▸ **What the exercise asks**
Your answer should be every line of the entries that has the string "WarCraft" in it.

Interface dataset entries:
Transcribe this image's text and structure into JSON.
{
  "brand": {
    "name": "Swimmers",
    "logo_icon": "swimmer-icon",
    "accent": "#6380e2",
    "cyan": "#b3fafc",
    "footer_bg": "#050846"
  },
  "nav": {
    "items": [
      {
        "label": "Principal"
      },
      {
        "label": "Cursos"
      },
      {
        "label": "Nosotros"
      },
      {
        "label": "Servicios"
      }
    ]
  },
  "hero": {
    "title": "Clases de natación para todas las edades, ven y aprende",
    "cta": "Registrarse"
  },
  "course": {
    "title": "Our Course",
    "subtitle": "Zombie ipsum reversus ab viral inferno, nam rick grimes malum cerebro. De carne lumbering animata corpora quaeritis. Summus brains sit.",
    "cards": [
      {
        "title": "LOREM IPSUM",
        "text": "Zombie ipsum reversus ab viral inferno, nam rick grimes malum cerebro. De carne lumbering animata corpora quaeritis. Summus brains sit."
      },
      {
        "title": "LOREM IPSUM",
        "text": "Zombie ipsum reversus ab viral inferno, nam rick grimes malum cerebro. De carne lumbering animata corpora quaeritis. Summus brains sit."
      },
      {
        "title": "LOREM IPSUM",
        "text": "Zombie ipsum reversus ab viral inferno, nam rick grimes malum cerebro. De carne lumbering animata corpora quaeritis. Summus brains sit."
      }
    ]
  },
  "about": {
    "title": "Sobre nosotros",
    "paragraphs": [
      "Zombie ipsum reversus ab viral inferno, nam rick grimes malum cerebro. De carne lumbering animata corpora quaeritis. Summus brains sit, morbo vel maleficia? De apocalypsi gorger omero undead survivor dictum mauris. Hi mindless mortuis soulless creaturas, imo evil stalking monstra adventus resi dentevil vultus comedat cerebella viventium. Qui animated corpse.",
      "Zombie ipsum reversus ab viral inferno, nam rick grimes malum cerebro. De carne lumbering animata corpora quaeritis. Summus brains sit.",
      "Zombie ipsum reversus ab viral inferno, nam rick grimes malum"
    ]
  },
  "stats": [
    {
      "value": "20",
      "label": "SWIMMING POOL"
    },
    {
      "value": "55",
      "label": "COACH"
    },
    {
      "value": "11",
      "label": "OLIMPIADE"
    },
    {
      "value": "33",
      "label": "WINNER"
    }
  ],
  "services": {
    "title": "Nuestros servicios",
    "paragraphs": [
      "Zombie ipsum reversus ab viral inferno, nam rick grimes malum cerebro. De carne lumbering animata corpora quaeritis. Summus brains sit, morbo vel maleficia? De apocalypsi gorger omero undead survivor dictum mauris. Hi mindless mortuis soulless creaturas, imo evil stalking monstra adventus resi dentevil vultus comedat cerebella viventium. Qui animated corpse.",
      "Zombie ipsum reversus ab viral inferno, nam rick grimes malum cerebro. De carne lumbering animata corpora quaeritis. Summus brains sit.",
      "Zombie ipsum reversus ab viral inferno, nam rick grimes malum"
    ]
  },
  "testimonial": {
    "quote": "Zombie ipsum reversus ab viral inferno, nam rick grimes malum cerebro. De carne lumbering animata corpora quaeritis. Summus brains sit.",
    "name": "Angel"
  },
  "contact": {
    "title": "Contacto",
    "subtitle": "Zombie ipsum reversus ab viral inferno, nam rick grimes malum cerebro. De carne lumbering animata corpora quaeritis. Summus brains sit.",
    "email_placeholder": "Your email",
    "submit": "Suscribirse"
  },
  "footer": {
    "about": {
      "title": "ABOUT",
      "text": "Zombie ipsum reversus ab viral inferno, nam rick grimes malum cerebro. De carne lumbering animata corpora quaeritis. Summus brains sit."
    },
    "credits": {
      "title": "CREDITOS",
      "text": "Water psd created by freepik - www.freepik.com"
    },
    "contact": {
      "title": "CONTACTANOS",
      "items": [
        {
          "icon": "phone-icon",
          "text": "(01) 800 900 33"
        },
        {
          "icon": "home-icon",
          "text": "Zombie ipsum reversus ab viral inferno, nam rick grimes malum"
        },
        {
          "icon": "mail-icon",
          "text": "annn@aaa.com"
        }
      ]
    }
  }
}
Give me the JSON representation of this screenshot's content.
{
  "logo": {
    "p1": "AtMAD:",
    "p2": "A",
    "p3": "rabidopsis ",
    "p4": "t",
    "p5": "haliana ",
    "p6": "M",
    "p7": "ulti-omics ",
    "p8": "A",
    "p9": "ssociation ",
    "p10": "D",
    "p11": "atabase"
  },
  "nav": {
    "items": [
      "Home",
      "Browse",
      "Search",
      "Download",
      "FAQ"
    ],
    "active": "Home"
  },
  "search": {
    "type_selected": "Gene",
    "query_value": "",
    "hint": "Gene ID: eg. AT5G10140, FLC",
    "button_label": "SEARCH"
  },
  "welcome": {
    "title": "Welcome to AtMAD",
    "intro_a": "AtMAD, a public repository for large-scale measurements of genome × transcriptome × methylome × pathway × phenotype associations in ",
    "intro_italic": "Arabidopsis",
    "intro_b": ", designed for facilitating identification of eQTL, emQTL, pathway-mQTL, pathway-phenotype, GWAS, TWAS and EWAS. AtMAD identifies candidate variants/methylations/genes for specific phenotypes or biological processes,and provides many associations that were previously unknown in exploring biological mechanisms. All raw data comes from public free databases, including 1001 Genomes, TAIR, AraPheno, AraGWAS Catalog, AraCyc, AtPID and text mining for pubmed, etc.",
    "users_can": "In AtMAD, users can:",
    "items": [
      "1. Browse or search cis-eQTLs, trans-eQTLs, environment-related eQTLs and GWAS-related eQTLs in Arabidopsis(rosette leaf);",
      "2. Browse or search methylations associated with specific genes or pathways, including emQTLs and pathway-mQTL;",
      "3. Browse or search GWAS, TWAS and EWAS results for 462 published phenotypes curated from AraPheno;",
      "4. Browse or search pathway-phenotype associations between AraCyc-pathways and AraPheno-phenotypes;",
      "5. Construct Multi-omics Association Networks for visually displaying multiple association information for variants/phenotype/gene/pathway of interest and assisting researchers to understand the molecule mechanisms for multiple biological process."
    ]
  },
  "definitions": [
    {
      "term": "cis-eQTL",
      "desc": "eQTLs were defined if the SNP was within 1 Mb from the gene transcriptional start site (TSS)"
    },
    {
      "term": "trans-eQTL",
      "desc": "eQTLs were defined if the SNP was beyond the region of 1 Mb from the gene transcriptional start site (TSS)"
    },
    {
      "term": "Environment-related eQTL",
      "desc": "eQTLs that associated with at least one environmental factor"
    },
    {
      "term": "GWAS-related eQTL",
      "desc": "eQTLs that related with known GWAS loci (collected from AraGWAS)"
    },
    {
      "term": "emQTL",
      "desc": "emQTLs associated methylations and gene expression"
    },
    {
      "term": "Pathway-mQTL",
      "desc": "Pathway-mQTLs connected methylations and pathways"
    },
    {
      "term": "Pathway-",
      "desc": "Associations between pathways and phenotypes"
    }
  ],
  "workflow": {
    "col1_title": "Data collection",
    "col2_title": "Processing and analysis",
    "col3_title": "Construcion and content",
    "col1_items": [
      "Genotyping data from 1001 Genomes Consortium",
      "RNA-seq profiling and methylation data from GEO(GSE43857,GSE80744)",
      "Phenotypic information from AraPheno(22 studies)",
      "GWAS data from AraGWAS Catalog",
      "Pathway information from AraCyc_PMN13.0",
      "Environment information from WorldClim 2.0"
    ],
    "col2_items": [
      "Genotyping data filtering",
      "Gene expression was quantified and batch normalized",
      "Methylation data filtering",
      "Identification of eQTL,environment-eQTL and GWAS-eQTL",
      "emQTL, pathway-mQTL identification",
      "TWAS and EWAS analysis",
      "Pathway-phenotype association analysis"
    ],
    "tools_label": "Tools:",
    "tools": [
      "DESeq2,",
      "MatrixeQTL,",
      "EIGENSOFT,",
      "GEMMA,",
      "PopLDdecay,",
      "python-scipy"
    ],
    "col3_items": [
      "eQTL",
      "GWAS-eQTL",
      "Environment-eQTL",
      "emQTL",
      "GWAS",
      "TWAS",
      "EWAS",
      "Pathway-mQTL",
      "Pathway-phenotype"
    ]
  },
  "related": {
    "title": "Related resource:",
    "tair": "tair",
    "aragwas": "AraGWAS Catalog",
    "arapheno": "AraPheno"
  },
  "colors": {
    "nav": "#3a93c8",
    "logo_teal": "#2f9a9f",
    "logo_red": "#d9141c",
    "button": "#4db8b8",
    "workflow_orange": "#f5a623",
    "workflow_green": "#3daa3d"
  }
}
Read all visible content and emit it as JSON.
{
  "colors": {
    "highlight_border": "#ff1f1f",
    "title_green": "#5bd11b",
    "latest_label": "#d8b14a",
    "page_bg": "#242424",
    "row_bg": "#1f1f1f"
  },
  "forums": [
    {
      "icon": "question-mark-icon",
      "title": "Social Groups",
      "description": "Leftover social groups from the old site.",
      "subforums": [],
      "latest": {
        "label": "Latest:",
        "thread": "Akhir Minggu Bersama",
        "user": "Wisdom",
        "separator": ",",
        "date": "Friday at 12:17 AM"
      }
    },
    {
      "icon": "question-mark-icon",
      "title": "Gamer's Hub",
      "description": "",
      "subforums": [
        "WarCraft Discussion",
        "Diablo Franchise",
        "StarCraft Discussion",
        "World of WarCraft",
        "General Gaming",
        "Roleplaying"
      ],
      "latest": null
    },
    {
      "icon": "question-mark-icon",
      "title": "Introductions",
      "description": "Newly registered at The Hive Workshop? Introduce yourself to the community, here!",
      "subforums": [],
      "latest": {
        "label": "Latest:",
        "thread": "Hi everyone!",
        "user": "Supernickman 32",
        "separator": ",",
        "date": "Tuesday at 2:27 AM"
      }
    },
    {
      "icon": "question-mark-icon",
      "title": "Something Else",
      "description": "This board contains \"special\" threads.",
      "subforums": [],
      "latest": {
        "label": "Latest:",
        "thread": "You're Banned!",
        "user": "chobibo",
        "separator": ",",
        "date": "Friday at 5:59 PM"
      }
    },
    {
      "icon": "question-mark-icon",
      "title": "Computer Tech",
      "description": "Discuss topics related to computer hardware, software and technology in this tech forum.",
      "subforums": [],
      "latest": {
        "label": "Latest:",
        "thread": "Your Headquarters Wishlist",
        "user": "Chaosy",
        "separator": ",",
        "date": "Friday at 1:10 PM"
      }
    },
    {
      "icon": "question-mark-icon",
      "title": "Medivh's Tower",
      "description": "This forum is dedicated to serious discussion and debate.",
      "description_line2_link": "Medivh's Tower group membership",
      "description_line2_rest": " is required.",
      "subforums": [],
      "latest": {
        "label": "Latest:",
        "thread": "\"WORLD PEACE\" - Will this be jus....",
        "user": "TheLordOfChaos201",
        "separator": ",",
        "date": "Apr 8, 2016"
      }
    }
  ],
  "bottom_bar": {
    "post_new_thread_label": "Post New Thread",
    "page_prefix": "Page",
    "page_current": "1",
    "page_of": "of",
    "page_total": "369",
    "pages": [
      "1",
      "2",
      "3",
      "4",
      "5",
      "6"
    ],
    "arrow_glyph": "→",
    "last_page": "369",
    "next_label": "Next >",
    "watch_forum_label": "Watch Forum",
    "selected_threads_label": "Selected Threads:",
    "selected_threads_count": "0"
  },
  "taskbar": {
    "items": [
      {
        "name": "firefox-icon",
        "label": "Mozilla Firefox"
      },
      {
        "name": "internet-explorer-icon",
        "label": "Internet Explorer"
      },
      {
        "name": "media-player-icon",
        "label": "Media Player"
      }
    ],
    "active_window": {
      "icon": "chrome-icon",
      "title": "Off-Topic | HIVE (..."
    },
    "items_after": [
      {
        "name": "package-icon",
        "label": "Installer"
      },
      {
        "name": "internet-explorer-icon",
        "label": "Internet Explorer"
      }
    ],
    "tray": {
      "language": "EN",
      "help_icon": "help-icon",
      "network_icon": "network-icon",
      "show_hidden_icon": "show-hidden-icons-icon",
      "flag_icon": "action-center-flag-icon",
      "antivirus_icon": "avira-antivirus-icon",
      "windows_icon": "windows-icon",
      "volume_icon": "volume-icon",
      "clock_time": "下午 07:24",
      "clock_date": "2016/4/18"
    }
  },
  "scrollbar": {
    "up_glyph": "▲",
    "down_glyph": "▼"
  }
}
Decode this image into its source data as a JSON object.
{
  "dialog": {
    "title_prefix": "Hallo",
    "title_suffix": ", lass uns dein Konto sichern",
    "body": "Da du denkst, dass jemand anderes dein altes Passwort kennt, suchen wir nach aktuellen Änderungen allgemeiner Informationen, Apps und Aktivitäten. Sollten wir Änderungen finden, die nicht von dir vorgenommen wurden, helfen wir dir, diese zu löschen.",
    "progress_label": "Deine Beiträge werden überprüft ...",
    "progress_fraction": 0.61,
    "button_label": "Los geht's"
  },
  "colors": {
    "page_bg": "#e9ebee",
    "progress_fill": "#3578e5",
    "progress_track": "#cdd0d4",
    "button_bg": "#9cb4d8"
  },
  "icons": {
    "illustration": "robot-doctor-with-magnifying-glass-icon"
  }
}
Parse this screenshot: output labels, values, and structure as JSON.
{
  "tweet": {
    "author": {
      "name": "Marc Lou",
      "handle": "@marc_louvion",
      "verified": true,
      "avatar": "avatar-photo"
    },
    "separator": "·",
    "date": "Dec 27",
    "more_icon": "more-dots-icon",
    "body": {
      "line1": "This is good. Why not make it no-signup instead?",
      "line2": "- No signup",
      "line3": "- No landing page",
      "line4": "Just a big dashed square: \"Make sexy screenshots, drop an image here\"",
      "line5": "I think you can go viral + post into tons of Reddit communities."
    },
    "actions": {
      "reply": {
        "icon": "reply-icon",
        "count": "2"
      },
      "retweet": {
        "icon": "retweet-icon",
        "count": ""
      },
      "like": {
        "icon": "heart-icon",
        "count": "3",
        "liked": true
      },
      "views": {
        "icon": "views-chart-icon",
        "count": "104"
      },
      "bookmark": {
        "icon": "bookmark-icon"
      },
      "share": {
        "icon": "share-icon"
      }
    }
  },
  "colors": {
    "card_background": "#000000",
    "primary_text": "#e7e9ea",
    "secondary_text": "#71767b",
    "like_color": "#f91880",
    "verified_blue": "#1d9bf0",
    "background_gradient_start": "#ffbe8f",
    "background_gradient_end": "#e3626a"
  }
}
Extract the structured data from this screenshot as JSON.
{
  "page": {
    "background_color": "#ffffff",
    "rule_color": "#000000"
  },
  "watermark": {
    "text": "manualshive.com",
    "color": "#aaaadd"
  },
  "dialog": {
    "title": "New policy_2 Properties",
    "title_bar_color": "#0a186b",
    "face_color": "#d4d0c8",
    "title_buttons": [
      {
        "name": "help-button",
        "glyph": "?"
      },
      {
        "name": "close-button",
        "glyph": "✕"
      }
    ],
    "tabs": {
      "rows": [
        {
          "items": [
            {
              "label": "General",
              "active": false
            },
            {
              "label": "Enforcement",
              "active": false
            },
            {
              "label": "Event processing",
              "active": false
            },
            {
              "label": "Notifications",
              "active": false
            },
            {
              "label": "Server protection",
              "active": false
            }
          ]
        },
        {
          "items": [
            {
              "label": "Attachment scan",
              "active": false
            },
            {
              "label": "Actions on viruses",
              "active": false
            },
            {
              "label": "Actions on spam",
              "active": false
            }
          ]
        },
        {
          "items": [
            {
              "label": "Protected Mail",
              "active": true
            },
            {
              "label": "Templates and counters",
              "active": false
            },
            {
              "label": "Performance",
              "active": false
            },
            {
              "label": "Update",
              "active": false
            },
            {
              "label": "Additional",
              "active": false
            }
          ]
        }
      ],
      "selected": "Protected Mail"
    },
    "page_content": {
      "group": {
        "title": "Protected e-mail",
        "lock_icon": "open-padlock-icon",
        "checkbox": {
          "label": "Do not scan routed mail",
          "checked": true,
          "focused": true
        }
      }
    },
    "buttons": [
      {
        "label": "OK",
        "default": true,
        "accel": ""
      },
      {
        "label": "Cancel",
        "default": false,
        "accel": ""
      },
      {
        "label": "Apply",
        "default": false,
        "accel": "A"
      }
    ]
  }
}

▸ **Solution to this task**
        "WarCraft Discussion",
        "World of WarCraft",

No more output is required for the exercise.